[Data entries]
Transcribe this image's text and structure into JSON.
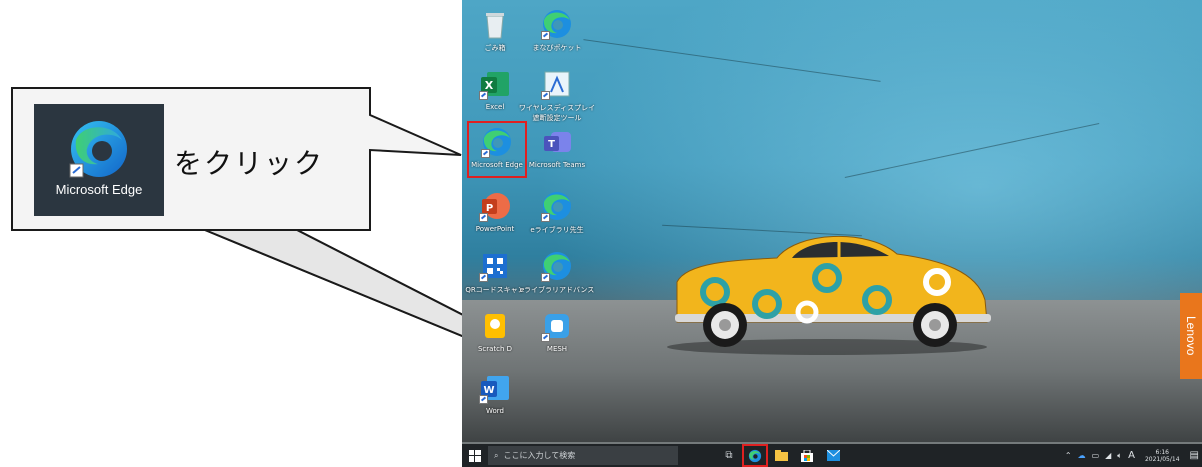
{
  "callout": {
    "icon_label": "Microsoft Edge",
    "instruction": "をクリック"
  },
  "desktop": {
    "icons": [
      {
        "id": "recycle",
        "label": "ごみ箱",
        "icon": "recycle-bin-icon"
      },
      {
        "id": "manabi",
        "label": "まなびポケット",
        "icon": "edge-shortcut-icon"
      },
      {
        "id": "excel",
        "label": "Excel",
        "icon": "excel-icon"
      },
      {
        "id": "wireless",
        "label": "ワイヤレスディスプレイ\n遮断設定ツール",
        "icon": "wireless-display-icon"
      },
      {
        "id": "edge",
        "label": "Microsoft Edge",
        "icon": "edge-icon"
      },
      {
        "id": "teams",
        "label": "Microsoft Teams",
        "icon": "teams-icon"
      },
      {
        "id": "ppt",
        "label": "PowerPoint",
        "icon": "powerpoint-icon"
      },
      {
        "id": "elib1",
        "label": "eライブラリ先生",
        "icon": "edge-shortcut-icon"
      },
      {
        "id": "qr",
        "label": "QRコードスキャン",
        "icon": "qr-icon"
      },
      {
        "id": "elib2",
        "label": "eライブラリアドバンス",
        "icon": "edge-shortcut-icon"
      },
      {
        "id": "scratch",
        "label": "Scratch D",
        "icon": "scratch-icon"
      },
      {
        "id": "mesh",
        "label": "MESH",
        "icon": "mesh-icon"
      },
      {
        "id": "word",
        "label": "Word",
        "icon": "word-icon"
      }
    ],
    "brand_tab": "Lenovo"
  },
  "taskbar": {
    "search_placeholder": "ここに入力して検索",
    "ime": "A",
    "time": "6:16",
    "date": "2021/05/14"
  },
  "colors": {
    "highlight": "#e02020",
    "taskbar": "#1f2326",
    "car": "#f2b51c"
  }
}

**Problem to work on**. Report every line in the data above in which the word "wireless" appears.

**Solution for this exercise**.
        "id": "wireless",
        "icon": "wireless-display-icon"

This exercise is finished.